_WRITTEN REQUEST_: Print the data exactly as it is given, please.

_THE RECORDS_:
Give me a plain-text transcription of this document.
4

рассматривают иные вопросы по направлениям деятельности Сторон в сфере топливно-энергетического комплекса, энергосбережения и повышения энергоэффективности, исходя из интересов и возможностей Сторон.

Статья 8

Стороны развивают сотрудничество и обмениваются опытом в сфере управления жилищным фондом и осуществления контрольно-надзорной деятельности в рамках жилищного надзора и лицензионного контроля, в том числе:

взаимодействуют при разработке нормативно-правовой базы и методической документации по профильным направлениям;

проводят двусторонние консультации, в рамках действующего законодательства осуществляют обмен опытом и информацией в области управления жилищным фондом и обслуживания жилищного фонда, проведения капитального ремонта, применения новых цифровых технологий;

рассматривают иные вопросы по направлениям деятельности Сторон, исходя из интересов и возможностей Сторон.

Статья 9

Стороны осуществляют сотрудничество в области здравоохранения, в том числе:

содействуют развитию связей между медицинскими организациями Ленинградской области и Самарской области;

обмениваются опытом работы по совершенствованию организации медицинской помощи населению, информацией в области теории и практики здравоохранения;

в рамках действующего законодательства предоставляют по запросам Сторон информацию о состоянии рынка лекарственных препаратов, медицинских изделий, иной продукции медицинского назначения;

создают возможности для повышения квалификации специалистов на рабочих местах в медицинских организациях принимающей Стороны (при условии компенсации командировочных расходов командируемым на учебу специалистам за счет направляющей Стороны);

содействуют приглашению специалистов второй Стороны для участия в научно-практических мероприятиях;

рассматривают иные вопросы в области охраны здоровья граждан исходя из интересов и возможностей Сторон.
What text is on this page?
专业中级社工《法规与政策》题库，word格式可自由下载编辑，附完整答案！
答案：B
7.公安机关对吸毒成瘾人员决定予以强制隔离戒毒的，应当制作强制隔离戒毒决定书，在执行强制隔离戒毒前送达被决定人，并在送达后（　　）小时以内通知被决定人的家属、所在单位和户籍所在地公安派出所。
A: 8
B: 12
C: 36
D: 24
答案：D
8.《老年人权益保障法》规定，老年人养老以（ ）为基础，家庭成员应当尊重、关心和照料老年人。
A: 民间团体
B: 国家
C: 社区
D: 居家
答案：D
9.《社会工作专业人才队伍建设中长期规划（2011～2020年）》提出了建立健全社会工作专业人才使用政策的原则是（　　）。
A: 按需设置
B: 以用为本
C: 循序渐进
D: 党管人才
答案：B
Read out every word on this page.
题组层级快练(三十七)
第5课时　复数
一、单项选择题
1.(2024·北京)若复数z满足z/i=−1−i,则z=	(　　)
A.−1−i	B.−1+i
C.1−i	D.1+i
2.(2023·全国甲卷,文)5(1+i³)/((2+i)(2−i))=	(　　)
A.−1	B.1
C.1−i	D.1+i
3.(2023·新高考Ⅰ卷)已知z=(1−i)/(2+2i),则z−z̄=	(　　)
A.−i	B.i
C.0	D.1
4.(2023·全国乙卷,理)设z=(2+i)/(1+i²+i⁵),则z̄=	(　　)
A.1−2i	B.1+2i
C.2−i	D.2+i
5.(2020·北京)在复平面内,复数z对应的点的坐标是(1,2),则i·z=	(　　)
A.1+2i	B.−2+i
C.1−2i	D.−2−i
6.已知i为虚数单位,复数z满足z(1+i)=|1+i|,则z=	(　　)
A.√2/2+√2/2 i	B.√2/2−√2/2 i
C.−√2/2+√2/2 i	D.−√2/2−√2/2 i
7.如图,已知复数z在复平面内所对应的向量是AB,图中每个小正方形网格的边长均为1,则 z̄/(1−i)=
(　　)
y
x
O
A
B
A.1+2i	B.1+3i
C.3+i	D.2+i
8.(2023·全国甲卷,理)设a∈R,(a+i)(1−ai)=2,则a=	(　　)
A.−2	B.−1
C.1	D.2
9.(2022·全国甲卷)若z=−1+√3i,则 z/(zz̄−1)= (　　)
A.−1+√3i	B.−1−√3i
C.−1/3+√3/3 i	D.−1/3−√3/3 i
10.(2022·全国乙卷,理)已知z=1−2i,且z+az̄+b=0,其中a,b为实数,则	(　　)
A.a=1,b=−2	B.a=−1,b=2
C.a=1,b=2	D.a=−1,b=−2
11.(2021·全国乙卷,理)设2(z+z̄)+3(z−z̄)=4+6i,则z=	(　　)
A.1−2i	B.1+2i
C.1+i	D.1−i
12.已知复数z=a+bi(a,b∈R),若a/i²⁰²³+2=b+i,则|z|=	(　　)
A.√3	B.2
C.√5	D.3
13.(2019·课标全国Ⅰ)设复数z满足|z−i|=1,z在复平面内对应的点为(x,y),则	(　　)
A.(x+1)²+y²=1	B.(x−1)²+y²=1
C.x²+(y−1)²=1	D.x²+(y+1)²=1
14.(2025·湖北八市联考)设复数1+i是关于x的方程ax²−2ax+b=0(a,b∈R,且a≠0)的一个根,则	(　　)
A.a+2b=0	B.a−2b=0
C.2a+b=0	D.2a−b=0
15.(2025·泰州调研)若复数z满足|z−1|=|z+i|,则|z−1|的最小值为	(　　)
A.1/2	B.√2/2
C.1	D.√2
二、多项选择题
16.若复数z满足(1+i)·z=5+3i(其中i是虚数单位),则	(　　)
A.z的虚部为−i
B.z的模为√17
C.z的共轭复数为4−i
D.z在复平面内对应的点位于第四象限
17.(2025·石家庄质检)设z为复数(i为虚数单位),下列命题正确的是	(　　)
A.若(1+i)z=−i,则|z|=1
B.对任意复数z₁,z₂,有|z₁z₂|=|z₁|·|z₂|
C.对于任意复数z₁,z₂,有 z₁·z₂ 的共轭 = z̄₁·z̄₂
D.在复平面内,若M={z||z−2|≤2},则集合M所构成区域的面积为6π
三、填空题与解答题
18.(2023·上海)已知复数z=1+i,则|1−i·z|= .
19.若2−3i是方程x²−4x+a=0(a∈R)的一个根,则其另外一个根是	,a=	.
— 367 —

_SOLUTION FOR THIS PROBLEM_:
Give me a plain-text transcription of this document.
4

рассматривают иные вопросы по направлениям деятельности Сторон в сфере топливно-энергетического комплекса, энергосбережения и повышения энергоэффективности, исходя из интересов и возможностей Сторон.

Статья 8

Стороны развивают сотрудничество и обмениваются опытом в сфере управления жилищным фондом и осуществления контрольно-надзорной деятельности в рамках жилищного надзора и лицензионного контроля, в том числе:

взаимодействуют при разработке нормативно-правовой базы и методической документации по профильным направлениям;

проводят двусторонние консультации, в рамках действующего законодательства осуществляют обмен опытом и информацией в области управления жилищным фондом и обслуживания жилищного фонда, проведения капитального ремонта, применения новых цифровых технологий;

рассматривают иные вопросы по направлениям деятельности Сторон, исходя из интересов и возможностей Сторон.

Статья 9

Стороны осуществляют сотрудничество в области здравоохранения, в том числе:

содействуют развитию связей между медицинскими организациями Ленинградской области и Самарской области;

обмениваются опытом работы по совершенствованию организации медицинской помощи населению, информацией в области теории и практики здравоохранения;

в рамках действующего законодательства предоставляют по запросам Сторон информацию о состоянии рынка лекарственных препаратов, медицинских изделий, иной продукции медицинского назначения;

создают возможности для повышения квалификации специалистов на рабочих местах в медицинских организациях принимающей Стороны (при условии компенсации командировочных расходов командируемым на учебу специалистам за счет направляющей Стороны);

содействуют приглашению специалистов второй Стороны для участия в научно-практических мероприятиях;

рассматривают иные вопросы в области охраны здоровья граждан исходя из интересов и возможностей Сторон.
What text is on this page?
专业中级社工《法规与政策》题库，word格式可自由下载编辑，附完整答案！
答案：B
7.公安机关对吸毒成瘾人员决定予以强制隔离戒毒的，应当制作强制隔离戒毒决定书，在执行强制隔离戒毒前送达被决定人，并在送达后（　　）小时以内通知被决定人的家属、所在单位和户籍所在地公安派出所。
A: 8
B: 12
C: 36
D: 24
答案：D
8.《老年人权益保障法》规定，老年人养老以（ ）为基础，家庭成员应当尊重、关心和照料老年人。
A: 民间团体
B: 国家
C: 社区
D: 居家
答案：D
9.《社会工作专业人才队伍建设中长期规划（2011～2020年）》提出了建立健全社会工作专业人才使用政策的原则是（　　）。
A: 按需设置
B: 以用为本
C: 循序渐进
D: 党管人才
答案：B
Read out every word on this page.
题组层级快练(三十七)
第5课时　复数
一、单项选择题
1.(2024·北京)若复数z满足z/i=−1−i,则z=	(　　)
A.−1−i	B.−1+i
C.1−i	D.1+i
2.(2023·全国甲卷,文)5(1+i³)/((2+i)(2−i))=	(　　)
A.−1	B.1
C.1−i	D.1+i
3.(2023·新高考Ⅰ卷)已知z=(1−i)/(2+2i),则z−z̄=	(　　)
A.−i	B.i
C.0	D.1
4.(2023·全国乙卷,理)设z=(2+i)/(1+i²+i⁵),则z̄=	(　　)
A.1−2i	B.1+2i
C.2−i	D.2+i
5.(2020·北京)在复平面内,复数z对应的点的坐标是(1,2),则i·z=	(　　)
A.1+2i	B.−2+i
C.1−2i	D.−2−i
6.已知i为虚数单位,复数z满足z(1+i)=|1+i|,则z=	(　　)
A.√2/2+√2/2 i	B.√2/2−√2/2 i
C.−√2/2+√2/2 i	D.−√2/2−√2/2 i
7.如图,已知复数z在复平面内所对应的向量是AB,图中每个小正方形网格的边长均为1,则 z̄/(1−i)=
(　　)
y
x
O
A
B
A.1+2i	B.1+3i
C.3+i	D.2+i
8.(2023·全国甲卷,理)设a∈R,(a+i)(1−ai)=2,则a=	(　　)
A.−2	B.−1
C.1	D.2
9.(2022·全国甲卷)若z=−1+√3i,则 z/(zz̄−1)= (　　)
A.−1+√3i	B.−1−√3i
C.−1/3+√3/3 i	D.−1/3−√3/3 i
10.(2022·全国乙卷,理)已知z=1−2i,且z+az̄+b=0,其中a,b为实数,则	(　　)
A.a=1,b=−2	B.a=−1,b=2
C.a=1,b=2	D.a=−1,b=−2
11.(2021·全国乙卷,理)设2(z+z̄)+3(z−z̄)=4+6i,则z=	(　　)
A.1−2i	B.1+2i
C.1+i	D.1−i
12.已知复数z=a+bi(a,b∈R),若a/i²⁰²³+2=b+i,则|z|=	(　　)
A.√3	B.2
C.√5	D.3
13.(2019·课标全国Ⅰ)设复数z满足|z−i|=1,z在复平面内对应的点为(x,y),则	(　　)
A.(x+1)²+y²=1	B.(x−1)²+y²=1
C.x²+(y−1)²=1	D.x²+(y+1)²=1
14.(2025·湖北八市联考)设复数1+i是关于x的方程ax²−2ax+b=0(a,b∈R,且a≠0)的一个根,则	(　　)
A.a+2b=0	B.a−2b=0
C.2a+b=0	D.2a−b=0
15.(2025·泰州调研)若复数z满足|z−1|=|z+i|,则|z−1|的最小值为	(　　)
A.1/2	B.√2/2
C.1	D.√2
二、多项选择题
16.若复数z满足(1+i)·z=5+3i(其中i是虚数单位),则	(　　)
A.z的虚部为−i
B.z的模为√17
C.z的共轭复数为4−i
D.z在复平面内对应的点位于第四象限
17.(2025·石家庄质检)设z为复数(i为虚数单位),下列命题正确的是	(　　)
A.若(1+i)z=−i,则|z|=1
B.对任意复数z₁,z₂,有|z₁z₂|=|z₁|·|z₂|
C.对于任意复数z₁,z₂,有 z₁·z₂ 的共轭 = z̄₁·z̄₂
D.在复平面内,若M={z||z−2|≤2},则集合M所构成区域的面积为6π
三、填空题与解答题
18.(2023·上海)已知复数z=1+i,则|1−i·z|= .
19.若2−3i是方程x²−4x+a=0(a∈R)的一个根,则其另外一个根是	,a=	.
— 367 —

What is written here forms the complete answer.